_Instructions for the task_
Write out the records beneath this line exactly as they appear, minus any images.

◇ ◇ ◇ ◇ ◇

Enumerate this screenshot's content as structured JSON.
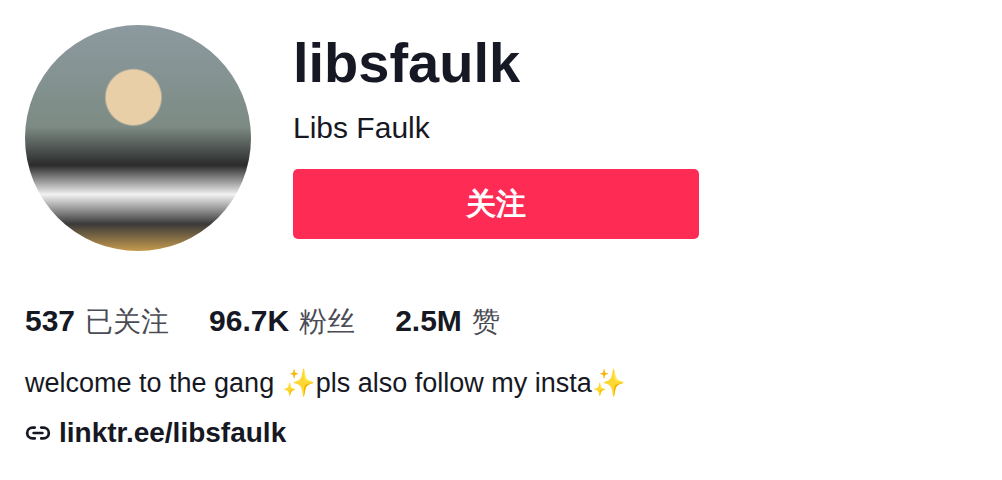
{
  "profile": {
    "username": "libsfaulk",
    "display_name": "Libs Faulk"
  },
  "follow_button": {
    "label": "关注"
  },
  "stats": [
    {
      "value": "537",
      "label": "已关注"
    },
    {
      "value": "96.7K",
      "label": "粉丝"
    },
    {
      "value": "2.5M",
      "label": "赞"
    }
  ],
  "bio": "welcome to the gang ✨pls also follow my insta✨",
  "link": {
    "text": "linktr.ee/libsfaulk"
  }
}
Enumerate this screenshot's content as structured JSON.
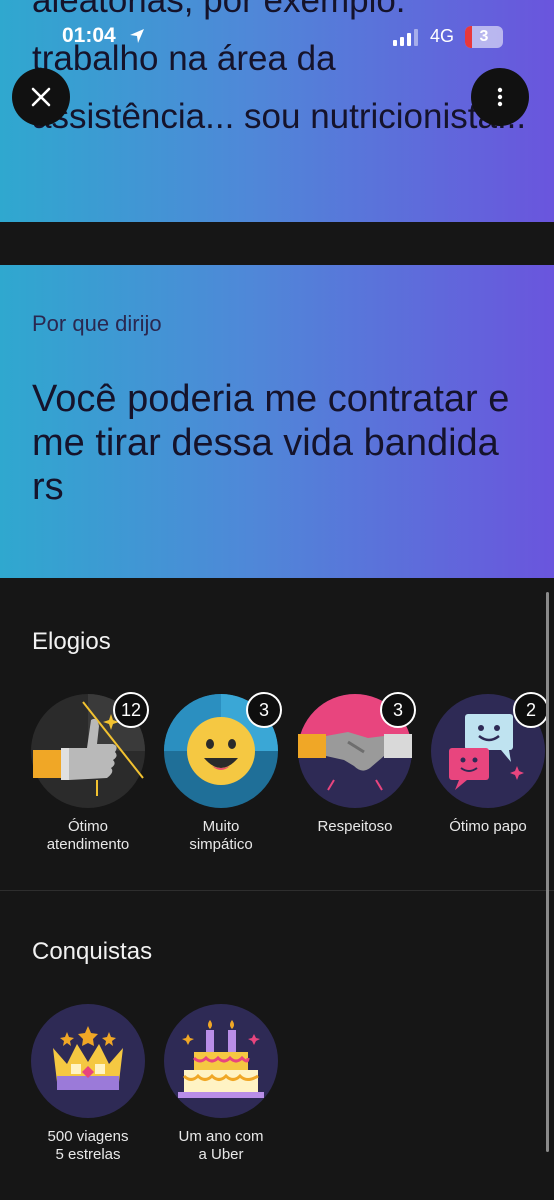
{
  "status_bar": {
    "time": "01:04",
    "network": "4G",
    "battery": "3"
  },
  "top_card": {
    "quote": "aleatórias, por exemplo: trabalho na área da assistência... sou nutricionista..."
  },
  "drive_reason": {
    "label": "Por que dirijo",
    "quote": "Você poderia me contratar e me tirar dessa vida bandida rs"
  },
  "praise": {
    "title": "Elogios",
    "items": [
      {
        "label": "Ótimo\natendimento",
        "count": "12",
        "icon": "thumbs-up-icon"
      },
      {
        "label": "Muito\nsimpático",
        "count": "3",
        "icon": "smiley-face-icon"
      },
      {
        "label": "Respeitoso",
        "count": "3",
        "icon": "handshake-icon"
      },
      {
        "label": "Ótimo papo",
        "count": "2",
        "icon": "chat-bubbles-icon"
      }
    ]
  },
  "achievements": {
    "title": "Conquistas",
    "items": [
      {
        "label": "500 viagens\n5 estrelas",
        "icon": "crown-icon"
      },
      {
        "label": "Um ano com\na Uber",
        "icon": "birthday-cake-icon"
      }
    ]
  },
  "colors": {
    "gradient_start": "#2fa8cf",
    "gradient_end": "#6a55dd",
    "background": "#161616"
  }
}
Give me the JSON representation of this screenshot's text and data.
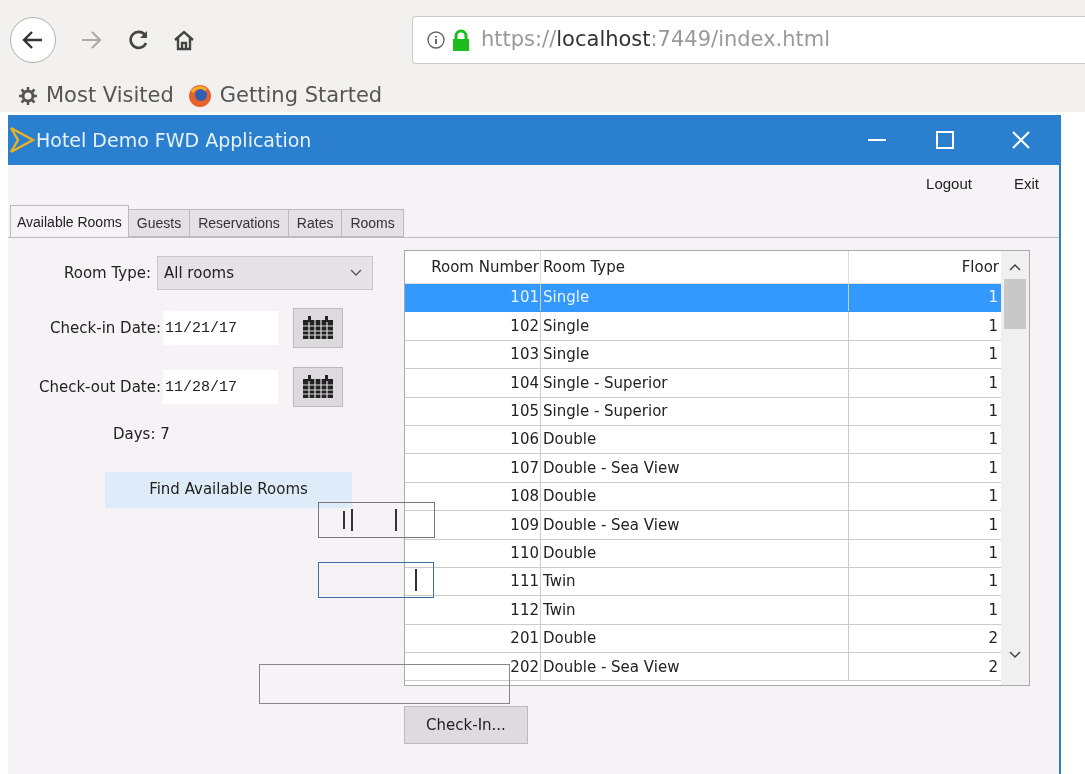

◇ ◇ ◇ ◇ ◇

_Exercise output_
Enumerate this screenshot's content as structured JSON.
{
  "profile": {
    "username": "libsfaulk",
    "display_name": "Libs Faulk"
  },
  "follow_button": {
    "label": "关注"
  },
  "stats": [
    {
      "value": "537",
      "label": "已关注"
    },
    {
      "value": "96.7K",
      "label": "粉丝"
    },
    {
      "value": "2.5M",
      "label": "赞"
    }
  ],
  "bio": "welcome to the gang ✨pls also follow my insta✨",
  "link": {
    "text": "linktr.ee/libsfaulk"
  }
}
Enumerate this screenshot's content as structured JSON.
{
  "status_bar": {
    "time": "01:04",
    "network": "4G",
    "battery": "3"
  },
  "top_card": {
    "quote": "aleatórias, por exemplo: trabalho na área da assistência... sou nutricionista..."
  },
  "drive_reason": {
    "label": "Por que dirijo",
    "quote": "Você poderia me contratar e me tirar dessa vida bandida rs"
  },
  "praise": {
    "title": "Elogios",
    "items": [
      {
        "label": "Ótimo\natendimento",
        "count": "12",
        "icon": "thumbs-up-icon"
      },
      {
        "label": "Muito\nsimpático",
        "count": "3",
        "icon": "smiley-face-icon"
      },
      {
        "label": "Respeitoso",
        "count": "3",
        "icon": "handshake-icon"
      },
      {
        "label": "Ótimo papo",
        "count": "2",
        "icon": "chat-bubbles-icon"
      }
    ]
  },
  "achievements": {
    "title": "Conquistas",
    "items": [
      {
        "label": "500 viagens\n5 estrelas",
        "icon": "crown-icon"
      },
      {
        "label": "Um ano com\na Uber",
        "icon": "birthday-cake-icon"
      }
    ]
  },
  "colors": {
    "gradient_start": "#2fa8cf",
    "gradient_end": "#6a55dd",
    "background": "#161616"
  }
}
Give me the JSON representation of this screenshot's text and data.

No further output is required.